[Region and label listings]
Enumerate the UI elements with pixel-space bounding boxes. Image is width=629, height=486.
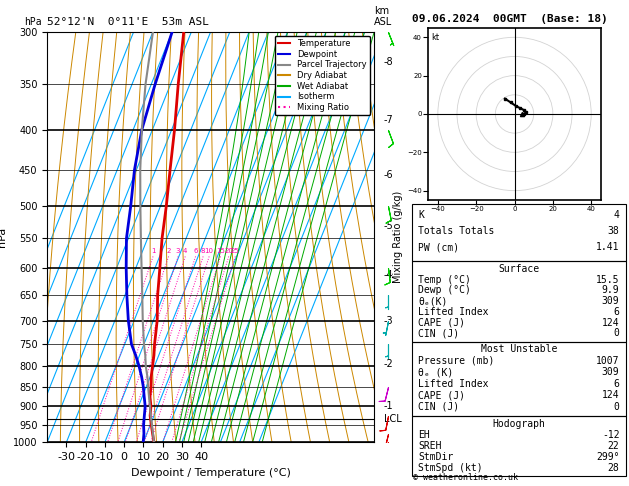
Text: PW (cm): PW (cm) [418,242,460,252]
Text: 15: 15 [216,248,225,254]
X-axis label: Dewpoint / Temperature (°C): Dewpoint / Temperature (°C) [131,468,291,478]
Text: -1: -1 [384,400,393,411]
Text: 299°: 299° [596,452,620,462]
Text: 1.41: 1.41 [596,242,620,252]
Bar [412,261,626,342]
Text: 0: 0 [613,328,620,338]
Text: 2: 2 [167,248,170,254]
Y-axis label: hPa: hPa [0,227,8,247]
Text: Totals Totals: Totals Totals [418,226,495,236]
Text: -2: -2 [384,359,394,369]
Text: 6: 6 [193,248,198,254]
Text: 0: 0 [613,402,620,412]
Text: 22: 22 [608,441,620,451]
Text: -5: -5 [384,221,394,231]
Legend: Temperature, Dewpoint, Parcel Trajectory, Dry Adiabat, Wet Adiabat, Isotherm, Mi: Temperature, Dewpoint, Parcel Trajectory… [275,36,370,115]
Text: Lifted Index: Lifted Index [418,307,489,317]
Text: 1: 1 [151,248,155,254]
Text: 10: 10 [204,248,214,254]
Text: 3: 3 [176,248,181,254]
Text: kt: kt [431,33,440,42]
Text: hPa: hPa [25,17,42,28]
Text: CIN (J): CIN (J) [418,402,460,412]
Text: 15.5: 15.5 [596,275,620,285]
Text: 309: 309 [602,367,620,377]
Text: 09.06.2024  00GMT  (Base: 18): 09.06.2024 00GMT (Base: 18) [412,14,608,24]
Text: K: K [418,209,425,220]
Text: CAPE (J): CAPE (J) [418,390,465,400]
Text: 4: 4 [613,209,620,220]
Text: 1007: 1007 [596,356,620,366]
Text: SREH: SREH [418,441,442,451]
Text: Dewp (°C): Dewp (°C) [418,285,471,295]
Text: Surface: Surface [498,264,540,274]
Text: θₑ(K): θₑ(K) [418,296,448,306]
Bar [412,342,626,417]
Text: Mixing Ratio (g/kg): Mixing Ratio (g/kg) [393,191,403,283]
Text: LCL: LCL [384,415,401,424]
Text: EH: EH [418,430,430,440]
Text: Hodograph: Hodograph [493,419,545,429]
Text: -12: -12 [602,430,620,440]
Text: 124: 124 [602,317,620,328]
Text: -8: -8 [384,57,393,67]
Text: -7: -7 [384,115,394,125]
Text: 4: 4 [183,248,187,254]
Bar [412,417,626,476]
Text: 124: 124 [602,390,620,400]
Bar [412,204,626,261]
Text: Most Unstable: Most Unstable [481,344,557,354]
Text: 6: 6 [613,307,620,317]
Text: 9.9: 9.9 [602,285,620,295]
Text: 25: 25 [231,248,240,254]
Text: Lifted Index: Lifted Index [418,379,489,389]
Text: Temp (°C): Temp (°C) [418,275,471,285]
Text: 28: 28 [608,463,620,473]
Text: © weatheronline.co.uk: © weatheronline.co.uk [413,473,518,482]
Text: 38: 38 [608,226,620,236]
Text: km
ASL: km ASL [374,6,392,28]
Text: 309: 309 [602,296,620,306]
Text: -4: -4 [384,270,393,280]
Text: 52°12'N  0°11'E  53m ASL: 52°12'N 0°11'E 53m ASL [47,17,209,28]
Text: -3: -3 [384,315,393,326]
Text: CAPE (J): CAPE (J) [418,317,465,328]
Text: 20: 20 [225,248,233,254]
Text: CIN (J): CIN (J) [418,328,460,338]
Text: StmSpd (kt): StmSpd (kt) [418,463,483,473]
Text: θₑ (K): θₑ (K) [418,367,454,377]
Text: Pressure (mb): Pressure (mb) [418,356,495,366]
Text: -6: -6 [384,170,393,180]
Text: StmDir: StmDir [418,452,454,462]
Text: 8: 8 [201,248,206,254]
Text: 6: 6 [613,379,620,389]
...
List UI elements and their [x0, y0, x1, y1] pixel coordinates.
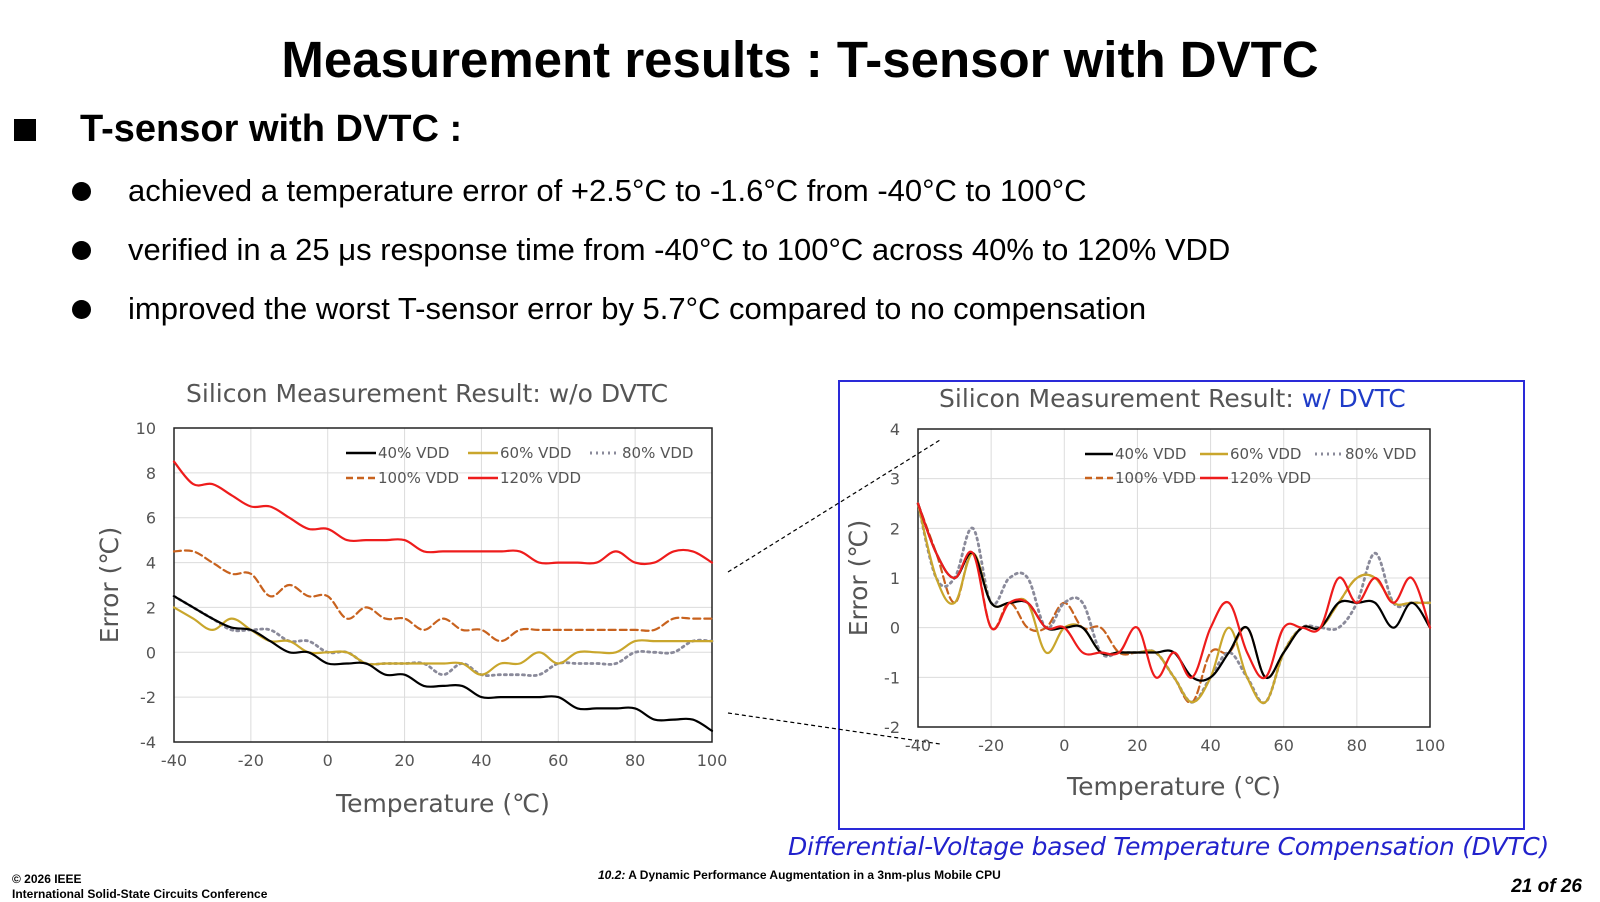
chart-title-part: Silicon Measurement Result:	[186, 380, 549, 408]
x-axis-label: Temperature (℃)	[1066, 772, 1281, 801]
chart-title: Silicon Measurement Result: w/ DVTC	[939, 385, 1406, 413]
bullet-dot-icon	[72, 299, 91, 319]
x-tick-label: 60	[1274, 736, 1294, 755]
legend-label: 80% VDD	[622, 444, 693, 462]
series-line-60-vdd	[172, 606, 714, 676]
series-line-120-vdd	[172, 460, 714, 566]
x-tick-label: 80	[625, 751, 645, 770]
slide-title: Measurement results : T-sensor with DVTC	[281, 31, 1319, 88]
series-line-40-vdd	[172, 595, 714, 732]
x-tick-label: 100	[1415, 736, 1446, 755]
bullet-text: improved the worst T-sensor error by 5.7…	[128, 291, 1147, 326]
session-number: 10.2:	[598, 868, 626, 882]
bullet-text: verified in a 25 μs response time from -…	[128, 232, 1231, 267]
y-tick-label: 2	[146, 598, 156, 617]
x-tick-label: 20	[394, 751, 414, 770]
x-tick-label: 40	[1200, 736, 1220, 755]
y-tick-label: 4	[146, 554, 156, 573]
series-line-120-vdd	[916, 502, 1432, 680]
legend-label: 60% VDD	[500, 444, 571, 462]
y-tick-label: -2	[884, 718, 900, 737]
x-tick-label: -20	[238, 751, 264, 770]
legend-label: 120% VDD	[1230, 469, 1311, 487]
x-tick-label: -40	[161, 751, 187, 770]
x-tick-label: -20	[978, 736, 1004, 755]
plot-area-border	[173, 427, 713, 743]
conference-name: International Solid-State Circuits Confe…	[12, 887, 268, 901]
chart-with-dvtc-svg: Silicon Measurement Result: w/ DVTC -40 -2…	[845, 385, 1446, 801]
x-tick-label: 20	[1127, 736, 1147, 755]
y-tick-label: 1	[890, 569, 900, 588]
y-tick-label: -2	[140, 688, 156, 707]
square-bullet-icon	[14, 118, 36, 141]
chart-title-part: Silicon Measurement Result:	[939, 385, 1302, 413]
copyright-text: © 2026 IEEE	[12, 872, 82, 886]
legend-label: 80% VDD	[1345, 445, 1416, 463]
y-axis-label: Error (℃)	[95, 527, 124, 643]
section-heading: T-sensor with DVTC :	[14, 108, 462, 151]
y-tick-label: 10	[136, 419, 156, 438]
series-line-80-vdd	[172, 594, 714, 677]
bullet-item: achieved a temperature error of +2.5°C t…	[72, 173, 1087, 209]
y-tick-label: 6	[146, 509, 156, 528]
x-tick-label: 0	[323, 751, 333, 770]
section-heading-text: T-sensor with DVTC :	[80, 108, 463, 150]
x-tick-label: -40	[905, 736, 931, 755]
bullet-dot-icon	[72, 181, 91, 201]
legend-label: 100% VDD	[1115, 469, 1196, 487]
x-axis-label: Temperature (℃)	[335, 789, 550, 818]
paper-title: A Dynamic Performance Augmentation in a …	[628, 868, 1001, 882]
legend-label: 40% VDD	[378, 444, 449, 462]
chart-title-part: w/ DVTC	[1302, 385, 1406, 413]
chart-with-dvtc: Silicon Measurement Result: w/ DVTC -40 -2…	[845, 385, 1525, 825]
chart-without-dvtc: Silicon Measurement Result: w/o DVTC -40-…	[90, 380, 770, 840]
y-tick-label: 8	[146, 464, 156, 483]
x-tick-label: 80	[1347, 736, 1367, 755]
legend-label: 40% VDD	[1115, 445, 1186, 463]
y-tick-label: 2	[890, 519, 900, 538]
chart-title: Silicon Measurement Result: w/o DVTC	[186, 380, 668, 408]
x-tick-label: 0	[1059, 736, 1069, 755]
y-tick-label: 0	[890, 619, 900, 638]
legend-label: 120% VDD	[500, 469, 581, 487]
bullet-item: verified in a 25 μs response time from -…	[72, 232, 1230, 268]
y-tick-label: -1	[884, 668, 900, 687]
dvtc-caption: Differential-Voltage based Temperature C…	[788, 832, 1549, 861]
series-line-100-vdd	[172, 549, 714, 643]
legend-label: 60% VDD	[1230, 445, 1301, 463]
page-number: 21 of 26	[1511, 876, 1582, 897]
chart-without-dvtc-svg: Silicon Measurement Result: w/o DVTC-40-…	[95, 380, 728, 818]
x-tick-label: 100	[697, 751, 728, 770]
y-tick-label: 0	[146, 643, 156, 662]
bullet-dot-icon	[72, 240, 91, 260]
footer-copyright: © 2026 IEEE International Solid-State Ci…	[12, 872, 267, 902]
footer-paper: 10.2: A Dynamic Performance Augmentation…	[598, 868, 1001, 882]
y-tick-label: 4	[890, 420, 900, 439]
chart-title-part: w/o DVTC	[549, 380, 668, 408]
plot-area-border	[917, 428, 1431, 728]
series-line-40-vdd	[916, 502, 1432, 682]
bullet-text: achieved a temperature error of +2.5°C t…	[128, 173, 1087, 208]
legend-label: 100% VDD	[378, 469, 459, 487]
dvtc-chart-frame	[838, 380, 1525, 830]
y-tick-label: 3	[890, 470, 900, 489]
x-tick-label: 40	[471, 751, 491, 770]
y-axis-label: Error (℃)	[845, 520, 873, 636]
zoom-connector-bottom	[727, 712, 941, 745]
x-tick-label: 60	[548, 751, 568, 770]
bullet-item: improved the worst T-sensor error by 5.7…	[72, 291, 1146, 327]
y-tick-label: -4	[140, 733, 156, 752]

• _TASK STATEMENT_:
Turn the lines above into a numbered list, beginning at the line that contains "380, 549, 408]" and stopping after the line that contains "736, 1446, 755]". Leave out any blank lines.

• _EXERCISE OUTPUT_:
1. chart-title-part: Silicon Measurement Result:	[186, 380, 549, 408]
2. x-axis-label: Temperature (℃)	[1066, 772, 1281, 801]
3. chart-title: Silicon Measurement Result: w/ DVTC	[939, 385, 1406, 413]
4. bullet-dot-icon	[72, 299, 91, 319]
5. x-tick-label: 60	[1274, 736, 1294, 755]
6. legend-label: 80% VDD	[622, 444, 693, 462]
7. series-line-60-vdd	[172, 606, 714, 676]
8. series-line-120-vdd	[172, 460, 714, 566]
9. x-tick-label: 80	[625, 751, 645, 770]
10. slide-title: Measurement results : T-sensor with DVTC	[281, 31, 1319, 88]
11. series-line-40-vdd	[172, 595, 714, 732]
12. x-tick-label: 100	[1415, 736, 1446, 755]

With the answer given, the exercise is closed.